>> Start SUPPLIED RECORDS

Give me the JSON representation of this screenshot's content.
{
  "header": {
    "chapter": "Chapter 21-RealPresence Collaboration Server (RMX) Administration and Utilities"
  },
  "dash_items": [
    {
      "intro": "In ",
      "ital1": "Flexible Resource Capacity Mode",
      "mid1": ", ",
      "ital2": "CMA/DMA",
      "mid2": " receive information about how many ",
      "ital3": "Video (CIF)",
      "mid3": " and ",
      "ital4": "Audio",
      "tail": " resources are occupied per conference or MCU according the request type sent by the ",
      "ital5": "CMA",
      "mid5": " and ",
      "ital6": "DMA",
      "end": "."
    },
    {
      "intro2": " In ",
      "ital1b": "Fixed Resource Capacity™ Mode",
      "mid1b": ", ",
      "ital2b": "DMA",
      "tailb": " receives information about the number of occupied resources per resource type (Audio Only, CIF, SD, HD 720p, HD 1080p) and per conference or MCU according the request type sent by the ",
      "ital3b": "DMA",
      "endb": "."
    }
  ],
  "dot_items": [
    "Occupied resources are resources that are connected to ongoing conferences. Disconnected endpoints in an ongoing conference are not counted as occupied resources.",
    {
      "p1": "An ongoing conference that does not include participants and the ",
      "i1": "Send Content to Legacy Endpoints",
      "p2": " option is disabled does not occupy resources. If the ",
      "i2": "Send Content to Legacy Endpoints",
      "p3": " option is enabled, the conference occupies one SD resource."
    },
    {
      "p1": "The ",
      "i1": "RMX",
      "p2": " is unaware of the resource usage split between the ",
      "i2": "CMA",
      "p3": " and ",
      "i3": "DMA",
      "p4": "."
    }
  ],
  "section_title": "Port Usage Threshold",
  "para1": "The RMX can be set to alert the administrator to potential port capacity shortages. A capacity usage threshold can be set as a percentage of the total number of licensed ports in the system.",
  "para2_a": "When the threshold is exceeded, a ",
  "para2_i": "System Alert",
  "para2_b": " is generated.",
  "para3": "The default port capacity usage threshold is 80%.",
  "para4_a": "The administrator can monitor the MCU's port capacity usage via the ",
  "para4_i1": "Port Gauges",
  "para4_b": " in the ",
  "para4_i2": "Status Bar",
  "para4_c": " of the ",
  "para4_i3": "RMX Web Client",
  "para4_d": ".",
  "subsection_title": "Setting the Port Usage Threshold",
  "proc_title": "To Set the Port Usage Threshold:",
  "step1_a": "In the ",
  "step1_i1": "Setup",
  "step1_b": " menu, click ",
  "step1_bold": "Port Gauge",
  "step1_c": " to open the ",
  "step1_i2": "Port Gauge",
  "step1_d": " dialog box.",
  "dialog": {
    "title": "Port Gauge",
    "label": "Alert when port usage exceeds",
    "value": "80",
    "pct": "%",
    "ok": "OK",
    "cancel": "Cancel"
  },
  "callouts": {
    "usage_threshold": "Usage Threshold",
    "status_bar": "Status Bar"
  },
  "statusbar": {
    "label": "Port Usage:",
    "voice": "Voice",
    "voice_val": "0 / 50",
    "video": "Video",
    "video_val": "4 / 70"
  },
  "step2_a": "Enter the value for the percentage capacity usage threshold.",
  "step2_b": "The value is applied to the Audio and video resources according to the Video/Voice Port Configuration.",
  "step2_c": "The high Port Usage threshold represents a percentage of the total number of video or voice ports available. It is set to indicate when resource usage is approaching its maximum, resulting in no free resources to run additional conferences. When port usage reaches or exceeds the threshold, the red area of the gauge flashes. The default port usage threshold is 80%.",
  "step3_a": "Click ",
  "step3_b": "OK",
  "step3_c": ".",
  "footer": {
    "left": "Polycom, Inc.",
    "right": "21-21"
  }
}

>> End SUPPLIED RECORDS

§ **DIRECTION**
Show all lines above holding "label".

§ **TASK RESPONSE**
    "label": "Alert when port usage exceeds",
    "label": "Port Usage:",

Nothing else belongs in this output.